***** Supplied information

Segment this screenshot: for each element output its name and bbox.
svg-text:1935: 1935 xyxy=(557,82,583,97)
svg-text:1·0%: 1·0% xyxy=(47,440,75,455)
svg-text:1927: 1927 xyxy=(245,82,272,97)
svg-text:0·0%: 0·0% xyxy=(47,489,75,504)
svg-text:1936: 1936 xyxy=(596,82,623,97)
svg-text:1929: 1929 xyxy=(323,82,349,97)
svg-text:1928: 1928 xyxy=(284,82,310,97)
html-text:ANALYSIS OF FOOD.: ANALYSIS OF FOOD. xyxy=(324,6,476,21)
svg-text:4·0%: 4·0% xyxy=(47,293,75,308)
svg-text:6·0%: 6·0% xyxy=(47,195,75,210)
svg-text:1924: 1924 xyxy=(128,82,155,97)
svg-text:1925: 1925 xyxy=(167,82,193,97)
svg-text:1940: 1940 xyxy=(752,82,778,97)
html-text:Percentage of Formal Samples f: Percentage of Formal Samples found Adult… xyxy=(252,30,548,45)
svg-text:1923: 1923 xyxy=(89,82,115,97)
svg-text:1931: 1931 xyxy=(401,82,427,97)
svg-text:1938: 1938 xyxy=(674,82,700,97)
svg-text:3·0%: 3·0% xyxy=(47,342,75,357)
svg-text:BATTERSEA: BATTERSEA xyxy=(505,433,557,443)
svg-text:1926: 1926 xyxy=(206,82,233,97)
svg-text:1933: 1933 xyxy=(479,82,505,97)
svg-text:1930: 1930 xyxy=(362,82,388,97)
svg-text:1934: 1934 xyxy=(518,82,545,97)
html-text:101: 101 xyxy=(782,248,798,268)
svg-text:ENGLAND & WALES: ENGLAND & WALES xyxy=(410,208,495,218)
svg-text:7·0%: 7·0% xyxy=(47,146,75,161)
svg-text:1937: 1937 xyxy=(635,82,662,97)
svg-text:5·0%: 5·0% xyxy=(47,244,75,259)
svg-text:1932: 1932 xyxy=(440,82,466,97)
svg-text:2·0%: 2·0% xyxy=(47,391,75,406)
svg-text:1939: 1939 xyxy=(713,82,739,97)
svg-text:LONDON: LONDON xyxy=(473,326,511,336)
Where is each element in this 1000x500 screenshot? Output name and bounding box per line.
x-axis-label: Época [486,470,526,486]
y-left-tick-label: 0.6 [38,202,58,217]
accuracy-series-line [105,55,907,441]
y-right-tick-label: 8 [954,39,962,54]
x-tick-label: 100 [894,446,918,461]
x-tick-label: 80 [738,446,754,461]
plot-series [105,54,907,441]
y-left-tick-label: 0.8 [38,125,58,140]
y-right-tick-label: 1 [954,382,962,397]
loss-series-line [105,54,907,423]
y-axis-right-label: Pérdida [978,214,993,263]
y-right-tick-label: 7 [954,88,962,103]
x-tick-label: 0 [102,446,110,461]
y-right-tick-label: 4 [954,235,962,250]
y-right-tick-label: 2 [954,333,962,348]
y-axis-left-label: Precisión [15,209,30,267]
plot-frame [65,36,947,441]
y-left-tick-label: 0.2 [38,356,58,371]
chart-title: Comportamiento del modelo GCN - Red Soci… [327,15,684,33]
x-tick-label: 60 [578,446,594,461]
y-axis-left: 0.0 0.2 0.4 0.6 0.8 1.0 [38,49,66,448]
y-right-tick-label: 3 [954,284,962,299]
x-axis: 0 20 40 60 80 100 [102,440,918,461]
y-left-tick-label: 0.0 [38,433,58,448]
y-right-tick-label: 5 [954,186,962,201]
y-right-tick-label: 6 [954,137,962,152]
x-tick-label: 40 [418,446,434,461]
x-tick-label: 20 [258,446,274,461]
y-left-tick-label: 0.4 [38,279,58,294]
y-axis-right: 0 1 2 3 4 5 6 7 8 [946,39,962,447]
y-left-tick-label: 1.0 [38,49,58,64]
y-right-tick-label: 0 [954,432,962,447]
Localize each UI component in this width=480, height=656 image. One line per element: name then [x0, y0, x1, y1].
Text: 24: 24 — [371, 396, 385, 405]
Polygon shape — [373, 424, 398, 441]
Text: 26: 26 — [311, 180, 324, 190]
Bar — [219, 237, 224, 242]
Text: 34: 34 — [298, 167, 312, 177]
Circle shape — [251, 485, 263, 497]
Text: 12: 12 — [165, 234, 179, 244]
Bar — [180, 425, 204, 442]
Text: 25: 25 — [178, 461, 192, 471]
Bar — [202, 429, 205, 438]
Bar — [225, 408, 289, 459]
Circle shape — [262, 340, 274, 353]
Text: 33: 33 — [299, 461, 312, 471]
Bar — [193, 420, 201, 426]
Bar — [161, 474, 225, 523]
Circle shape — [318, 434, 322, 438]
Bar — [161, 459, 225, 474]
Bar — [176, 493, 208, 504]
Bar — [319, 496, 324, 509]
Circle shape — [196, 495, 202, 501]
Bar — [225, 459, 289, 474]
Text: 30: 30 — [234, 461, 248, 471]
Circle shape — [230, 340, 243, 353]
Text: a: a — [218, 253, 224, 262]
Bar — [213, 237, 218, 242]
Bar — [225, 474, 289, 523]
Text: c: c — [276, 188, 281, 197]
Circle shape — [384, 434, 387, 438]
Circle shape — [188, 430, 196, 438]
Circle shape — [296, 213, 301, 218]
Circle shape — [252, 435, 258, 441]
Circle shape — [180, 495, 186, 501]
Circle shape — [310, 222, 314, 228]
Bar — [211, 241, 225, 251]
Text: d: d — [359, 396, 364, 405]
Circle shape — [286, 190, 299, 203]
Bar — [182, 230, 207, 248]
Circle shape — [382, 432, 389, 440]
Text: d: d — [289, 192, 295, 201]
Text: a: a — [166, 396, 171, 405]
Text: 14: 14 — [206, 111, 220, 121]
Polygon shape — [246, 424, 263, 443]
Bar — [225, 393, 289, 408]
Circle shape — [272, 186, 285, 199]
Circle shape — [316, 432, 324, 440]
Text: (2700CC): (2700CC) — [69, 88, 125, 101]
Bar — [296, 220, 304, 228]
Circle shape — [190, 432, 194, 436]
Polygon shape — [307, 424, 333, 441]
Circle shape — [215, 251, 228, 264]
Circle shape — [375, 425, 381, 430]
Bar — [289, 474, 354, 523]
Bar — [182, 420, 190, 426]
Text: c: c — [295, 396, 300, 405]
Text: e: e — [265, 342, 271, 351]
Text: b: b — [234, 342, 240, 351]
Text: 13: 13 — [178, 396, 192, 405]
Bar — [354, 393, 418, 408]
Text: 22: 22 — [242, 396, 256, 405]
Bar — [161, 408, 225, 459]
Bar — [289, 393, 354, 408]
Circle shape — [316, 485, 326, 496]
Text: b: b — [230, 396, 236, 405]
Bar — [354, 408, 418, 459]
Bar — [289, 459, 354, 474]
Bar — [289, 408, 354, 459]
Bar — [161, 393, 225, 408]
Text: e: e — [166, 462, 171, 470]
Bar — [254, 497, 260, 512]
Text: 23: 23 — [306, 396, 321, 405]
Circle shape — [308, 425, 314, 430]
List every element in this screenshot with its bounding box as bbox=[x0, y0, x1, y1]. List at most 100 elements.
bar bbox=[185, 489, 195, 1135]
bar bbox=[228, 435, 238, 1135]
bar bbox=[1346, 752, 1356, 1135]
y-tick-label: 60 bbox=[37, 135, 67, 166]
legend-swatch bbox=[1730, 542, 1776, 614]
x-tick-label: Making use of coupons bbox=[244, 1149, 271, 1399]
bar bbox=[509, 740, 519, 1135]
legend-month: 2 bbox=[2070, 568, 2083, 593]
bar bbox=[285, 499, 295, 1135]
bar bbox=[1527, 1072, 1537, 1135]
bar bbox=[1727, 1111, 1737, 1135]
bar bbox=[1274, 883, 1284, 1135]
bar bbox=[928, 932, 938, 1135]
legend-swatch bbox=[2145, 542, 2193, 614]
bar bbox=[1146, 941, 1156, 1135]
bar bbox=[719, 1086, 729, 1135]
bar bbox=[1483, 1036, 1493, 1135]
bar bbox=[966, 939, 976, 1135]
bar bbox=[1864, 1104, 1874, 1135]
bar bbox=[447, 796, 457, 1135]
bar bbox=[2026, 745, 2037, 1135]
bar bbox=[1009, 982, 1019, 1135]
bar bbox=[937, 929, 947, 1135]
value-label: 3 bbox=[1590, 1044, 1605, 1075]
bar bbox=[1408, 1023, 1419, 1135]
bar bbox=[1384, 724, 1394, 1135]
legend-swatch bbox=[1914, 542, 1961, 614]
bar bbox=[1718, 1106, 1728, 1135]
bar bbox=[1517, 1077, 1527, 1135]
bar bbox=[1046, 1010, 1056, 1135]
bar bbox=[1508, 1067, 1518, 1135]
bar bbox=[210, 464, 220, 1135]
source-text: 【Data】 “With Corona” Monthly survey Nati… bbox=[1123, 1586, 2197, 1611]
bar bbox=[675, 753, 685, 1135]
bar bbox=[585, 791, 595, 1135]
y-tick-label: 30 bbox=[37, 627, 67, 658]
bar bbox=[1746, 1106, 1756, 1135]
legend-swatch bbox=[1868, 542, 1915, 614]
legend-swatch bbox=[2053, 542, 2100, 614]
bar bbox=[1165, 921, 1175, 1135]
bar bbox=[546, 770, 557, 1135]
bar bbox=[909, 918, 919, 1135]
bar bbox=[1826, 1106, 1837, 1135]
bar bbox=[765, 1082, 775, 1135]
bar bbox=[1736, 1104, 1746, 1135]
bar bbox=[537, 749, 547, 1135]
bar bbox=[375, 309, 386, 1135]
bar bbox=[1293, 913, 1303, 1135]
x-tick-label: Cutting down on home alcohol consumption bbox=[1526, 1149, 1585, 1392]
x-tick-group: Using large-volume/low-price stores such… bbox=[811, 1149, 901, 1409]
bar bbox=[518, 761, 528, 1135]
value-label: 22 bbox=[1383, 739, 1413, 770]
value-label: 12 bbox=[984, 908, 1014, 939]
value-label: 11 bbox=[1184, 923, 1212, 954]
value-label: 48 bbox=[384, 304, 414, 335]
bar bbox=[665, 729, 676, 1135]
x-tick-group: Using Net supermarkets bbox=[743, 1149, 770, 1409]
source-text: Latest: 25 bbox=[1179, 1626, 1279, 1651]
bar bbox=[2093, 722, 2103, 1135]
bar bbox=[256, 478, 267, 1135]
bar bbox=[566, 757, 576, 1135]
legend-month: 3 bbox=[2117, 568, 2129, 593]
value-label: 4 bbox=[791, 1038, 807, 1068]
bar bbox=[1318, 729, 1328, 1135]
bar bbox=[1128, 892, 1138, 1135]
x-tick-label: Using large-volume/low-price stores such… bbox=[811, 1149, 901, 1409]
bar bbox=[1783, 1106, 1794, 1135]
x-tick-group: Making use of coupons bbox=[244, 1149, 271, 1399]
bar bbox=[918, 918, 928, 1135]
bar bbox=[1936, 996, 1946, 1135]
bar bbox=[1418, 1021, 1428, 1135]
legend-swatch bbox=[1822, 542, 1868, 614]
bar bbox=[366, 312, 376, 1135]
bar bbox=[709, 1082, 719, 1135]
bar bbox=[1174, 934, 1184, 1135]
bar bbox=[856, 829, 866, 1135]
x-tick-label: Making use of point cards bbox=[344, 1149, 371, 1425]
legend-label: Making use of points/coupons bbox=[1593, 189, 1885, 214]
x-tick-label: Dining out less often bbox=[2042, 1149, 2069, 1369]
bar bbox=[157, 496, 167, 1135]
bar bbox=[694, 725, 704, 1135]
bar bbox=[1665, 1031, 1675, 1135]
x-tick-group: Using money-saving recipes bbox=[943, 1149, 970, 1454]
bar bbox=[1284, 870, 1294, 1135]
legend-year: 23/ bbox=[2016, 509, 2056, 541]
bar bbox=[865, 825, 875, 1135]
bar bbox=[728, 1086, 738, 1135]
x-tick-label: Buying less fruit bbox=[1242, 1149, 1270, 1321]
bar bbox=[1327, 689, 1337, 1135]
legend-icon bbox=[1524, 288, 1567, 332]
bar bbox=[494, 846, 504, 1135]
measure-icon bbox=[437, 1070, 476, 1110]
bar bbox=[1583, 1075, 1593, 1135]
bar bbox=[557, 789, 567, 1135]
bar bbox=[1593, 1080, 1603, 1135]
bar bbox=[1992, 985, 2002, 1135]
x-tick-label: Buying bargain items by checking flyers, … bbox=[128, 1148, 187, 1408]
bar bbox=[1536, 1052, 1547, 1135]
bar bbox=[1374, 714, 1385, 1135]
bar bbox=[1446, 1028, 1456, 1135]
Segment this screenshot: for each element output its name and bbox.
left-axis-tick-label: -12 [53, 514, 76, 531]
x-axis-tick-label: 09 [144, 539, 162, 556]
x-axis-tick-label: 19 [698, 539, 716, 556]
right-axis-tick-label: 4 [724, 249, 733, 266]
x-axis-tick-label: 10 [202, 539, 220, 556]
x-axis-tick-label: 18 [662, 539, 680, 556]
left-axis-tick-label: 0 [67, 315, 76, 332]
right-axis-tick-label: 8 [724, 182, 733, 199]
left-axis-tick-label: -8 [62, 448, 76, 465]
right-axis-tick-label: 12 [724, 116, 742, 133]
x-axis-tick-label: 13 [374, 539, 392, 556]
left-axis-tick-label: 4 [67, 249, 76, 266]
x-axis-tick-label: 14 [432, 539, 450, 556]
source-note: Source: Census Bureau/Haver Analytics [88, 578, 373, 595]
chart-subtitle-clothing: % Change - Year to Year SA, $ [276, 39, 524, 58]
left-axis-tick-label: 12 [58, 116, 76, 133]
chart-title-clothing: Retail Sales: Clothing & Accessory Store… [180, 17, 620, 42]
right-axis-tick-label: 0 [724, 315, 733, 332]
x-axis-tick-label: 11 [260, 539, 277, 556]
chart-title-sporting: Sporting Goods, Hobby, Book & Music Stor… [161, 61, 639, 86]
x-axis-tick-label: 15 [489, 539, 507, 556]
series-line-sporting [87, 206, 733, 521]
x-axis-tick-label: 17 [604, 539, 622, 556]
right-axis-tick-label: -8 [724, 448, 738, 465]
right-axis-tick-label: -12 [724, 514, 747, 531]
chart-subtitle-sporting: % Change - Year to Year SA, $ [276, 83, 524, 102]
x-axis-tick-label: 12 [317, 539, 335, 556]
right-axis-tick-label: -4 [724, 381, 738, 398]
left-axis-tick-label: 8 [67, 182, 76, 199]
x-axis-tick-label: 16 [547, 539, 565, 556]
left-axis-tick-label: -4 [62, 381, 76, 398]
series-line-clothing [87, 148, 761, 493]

**********

Retype the data from its first line through the line containing "svg-text:1936: 1936 xyxy=(596,82,623,97)", including both of those lines.

The answer:
Segment this screenshot: for each element output its name and bbox.
svg-text:1935: 1935 xyxy=(557,82,583,97)
svg-text:1·0%: 1·0% xyxy=(47,440,75,455)
svg-text:1927: 1927 xyxy=(245,82,272,97)
svg-text:0·0%: 0·0% xyxy=(47,489,75,504)
svg-text:1936: 1936 xyxy=(596,82,623,97)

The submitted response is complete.